**STATED PROBLEM**
For the material that follows, list every line containing the word "Mitä".

**RECORDS SHOWN**

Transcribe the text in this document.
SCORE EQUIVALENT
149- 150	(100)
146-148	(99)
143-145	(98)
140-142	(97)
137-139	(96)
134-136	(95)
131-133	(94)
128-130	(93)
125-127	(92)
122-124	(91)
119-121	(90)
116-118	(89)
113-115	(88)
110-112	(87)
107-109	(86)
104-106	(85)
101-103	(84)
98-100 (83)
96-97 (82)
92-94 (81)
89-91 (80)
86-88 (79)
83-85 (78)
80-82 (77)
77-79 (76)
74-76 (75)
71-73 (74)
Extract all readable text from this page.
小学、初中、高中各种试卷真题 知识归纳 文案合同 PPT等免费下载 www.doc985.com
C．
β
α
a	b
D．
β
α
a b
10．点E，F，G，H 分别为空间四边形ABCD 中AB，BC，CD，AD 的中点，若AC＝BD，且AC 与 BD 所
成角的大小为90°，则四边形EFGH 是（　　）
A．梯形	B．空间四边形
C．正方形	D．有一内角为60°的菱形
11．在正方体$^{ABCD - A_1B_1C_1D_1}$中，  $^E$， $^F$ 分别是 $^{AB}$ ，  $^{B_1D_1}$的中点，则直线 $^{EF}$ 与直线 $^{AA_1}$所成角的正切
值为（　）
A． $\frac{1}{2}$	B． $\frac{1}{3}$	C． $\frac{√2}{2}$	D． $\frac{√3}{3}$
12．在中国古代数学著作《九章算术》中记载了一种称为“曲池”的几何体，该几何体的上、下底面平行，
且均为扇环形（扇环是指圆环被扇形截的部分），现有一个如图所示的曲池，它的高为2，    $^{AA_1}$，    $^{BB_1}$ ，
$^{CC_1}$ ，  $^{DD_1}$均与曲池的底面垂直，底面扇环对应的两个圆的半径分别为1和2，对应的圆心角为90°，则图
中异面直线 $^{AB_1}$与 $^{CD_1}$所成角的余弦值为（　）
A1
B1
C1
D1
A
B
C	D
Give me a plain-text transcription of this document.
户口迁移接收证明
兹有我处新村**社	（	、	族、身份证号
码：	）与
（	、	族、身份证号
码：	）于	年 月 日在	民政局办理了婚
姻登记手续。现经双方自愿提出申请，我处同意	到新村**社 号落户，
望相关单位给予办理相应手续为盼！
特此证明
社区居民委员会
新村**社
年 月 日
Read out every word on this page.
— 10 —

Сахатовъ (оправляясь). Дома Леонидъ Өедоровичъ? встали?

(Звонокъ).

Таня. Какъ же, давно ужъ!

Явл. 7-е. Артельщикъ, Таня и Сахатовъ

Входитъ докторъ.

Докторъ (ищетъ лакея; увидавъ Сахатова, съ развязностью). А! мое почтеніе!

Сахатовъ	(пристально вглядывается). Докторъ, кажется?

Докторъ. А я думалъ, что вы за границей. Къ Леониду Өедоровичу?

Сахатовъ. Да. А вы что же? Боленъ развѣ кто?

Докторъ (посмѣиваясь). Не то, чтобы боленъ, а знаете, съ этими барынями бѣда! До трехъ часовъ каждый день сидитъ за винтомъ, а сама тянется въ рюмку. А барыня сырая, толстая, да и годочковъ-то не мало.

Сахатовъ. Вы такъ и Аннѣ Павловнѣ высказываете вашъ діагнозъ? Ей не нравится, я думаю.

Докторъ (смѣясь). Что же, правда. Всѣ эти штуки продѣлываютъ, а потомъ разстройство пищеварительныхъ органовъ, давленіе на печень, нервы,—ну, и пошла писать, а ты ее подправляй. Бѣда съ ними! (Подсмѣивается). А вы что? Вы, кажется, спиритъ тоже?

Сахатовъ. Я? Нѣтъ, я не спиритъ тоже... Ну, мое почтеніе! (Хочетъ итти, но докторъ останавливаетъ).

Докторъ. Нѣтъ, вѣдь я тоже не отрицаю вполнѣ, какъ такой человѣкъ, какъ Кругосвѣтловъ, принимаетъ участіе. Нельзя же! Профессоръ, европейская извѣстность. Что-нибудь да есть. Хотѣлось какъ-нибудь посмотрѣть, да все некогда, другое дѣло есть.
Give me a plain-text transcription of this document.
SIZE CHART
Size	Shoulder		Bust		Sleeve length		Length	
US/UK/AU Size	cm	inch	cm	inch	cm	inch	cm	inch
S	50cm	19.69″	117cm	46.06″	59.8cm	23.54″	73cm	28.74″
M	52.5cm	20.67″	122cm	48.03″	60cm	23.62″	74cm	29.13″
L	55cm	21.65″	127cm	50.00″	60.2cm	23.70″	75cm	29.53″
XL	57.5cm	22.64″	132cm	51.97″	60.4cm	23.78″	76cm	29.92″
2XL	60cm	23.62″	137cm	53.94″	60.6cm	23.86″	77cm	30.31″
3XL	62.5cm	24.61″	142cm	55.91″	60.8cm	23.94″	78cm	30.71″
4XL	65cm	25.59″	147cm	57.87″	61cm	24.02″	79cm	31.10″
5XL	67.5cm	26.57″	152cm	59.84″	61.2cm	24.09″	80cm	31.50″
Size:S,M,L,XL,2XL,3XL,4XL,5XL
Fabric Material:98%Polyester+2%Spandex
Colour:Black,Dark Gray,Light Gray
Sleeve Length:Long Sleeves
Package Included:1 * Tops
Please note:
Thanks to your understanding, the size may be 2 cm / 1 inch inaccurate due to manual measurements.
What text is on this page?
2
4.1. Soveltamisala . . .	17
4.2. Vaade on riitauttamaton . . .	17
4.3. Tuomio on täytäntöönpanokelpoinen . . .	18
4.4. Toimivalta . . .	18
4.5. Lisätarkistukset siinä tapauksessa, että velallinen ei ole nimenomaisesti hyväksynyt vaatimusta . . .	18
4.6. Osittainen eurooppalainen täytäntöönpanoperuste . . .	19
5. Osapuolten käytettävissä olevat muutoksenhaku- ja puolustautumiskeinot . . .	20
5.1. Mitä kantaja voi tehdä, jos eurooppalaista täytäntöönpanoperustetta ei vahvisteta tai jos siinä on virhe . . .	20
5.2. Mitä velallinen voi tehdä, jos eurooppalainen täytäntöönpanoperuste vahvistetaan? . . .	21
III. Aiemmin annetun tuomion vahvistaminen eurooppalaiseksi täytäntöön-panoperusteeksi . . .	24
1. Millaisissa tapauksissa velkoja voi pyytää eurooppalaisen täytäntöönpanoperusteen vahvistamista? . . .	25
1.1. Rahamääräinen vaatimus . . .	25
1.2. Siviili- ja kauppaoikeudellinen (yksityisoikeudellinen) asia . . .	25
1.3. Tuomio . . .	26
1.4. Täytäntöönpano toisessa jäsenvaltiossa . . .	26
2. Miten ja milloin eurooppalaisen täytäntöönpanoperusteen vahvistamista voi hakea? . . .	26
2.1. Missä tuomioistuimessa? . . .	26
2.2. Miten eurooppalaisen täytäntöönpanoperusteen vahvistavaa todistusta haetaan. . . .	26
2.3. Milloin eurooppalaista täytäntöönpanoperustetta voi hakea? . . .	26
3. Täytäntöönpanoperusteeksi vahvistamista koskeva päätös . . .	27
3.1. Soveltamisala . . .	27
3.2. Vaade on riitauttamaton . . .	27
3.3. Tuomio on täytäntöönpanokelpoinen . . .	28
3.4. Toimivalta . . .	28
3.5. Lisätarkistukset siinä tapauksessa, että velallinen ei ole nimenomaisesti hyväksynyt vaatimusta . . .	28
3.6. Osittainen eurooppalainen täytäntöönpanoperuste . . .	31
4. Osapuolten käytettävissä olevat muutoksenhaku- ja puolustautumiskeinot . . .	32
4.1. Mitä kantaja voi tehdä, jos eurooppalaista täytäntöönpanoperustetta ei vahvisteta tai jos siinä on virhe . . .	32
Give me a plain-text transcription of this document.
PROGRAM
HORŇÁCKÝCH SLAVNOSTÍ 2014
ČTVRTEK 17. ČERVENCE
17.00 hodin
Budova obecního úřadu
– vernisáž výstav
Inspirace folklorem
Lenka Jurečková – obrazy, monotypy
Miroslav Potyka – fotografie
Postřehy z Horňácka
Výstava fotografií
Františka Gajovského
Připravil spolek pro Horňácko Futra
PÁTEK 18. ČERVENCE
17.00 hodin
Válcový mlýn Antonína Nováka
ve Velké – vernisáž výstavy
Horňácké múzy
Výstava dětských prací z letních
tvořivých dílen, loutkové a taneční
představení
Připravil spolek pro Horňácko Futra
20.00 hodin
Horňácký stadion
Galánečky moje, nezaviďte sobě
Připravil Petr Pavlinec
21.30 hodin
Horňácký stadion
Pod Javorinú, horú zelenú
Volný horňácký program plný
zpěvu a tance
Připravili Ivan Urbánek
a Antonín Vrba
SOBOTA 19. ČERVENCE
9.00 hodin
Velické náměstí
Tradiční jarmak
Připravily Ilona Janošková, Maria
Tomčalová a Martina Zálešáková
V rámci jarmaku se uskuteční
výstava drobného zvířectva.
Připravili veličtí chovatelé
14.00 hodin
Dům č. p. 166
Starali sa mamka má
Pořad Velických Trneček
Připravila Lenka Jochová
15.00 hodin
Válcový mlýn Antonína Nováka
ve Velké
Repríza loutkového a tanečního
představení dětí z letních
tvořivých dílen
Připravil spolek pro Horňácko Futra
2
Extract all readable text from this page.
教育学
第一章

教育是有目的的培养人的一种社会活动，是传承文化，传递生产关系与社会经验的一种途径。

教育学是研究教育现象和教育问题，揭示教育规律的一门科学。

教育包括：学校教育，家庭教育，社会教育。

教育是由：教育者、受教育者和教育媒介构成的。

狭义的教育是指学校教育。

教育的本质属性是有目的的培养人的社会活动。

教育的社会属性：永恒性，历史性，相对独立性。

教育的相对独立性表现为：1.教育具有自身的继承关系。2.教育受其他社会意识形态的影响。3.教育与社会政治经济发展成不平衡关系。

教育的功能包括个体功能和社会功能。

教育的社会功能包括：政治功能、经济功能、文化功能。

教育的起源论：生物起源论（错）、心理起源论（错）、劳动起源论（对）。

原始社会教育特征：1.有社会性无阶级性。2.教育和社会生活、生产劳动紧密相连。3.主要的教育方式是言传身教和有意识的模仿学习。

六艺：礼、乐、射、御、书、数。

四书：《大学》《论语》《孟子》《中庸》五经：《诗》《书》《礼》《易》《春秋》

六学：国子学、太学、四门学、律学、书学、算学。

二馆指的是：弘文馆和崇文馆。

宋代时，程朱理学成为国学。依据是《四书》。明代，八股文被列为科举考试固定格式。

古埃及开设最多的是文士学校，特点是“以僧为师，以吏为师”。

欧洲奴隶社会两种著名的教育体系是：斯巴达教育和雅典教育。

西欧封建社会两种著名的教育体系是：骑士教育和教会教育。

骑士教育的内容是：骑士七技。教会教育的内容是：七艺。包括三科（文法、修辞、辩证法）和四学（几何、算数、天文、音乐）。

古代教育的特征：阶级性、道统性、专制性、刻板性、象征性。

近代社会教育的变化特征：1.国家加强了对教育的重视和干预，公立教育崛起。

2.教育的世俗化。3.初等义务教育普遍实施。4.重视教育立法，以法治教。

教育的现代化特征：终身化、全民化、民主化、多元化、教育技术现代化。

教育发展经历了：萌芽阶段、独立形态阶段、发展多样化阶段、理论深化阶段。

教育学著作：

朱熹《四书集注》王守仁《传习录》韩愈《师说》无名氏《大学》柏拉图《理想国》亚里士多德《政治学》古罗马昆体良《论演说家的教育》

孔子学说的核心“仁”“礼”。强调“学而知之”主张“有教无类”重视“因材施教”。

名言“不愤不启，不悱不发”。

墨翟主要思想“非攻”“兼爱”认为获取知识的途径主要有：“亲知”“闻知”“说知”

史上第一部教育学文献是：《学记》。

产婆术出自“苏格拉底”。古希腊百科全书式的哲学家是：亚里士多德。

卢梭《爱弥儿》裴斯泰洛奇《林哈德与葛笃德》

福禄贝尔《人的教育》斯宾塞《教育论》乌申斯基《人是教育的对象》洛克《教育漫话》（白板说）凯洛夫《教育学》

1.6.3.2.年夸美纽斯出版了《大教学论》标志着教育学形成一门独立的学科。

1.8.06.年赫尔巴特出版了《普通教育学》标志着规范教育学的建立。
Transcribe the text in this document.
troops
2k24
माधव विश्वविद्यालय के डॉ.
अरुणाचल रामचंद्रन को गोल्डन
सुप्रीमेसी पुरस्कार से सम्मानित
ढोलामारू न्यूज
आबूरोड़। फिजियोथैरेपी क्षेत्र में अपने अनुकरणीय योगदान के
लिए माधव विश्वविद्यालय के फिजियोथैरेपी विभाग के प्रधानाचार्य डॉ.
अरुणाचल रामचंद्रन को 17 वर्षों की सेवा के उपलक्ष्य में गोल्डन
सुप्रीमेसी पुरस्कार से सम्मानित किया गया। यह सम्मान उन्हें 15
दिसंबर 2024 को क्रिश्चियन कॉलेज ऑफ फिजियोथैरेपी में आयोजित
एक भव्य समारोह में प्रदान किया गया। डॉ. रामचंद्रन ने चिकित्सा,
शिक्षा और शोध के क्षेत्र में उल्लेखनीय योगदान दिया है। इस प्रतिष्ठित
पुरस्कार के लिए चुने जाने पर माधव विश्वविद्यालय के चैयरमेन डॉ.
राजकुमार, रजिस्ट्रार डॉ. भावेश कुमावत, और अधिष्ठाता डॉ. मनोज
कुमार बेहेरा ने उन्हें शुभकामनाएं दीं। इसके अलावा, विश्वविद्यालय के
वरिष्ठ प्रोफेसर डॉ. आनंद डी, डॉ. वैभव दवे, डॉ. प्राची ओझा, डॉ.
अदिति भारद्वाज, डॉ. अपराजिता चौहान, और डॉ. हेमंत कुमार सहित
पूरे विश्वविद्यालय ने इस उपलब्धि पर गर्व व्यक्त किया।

**TASK SOLUTION**
5.1. Mitä kantaja voi tehdä, jos eurooppalaista täytäntöönpanoperustetta ei vahvisteta tai jos siinä on virhe . . .	20
5.2. Mitä velallinen voi tehdä, jos eurooppalainen täytäntöönpanoperuste vahvistetaan? . . .	21
4.1. Mitä kantaja voi tehdä, jos eurooppalaista täytäntöönpanoperustetta ei vahvisteta tai jos siinä on virhe . . .	32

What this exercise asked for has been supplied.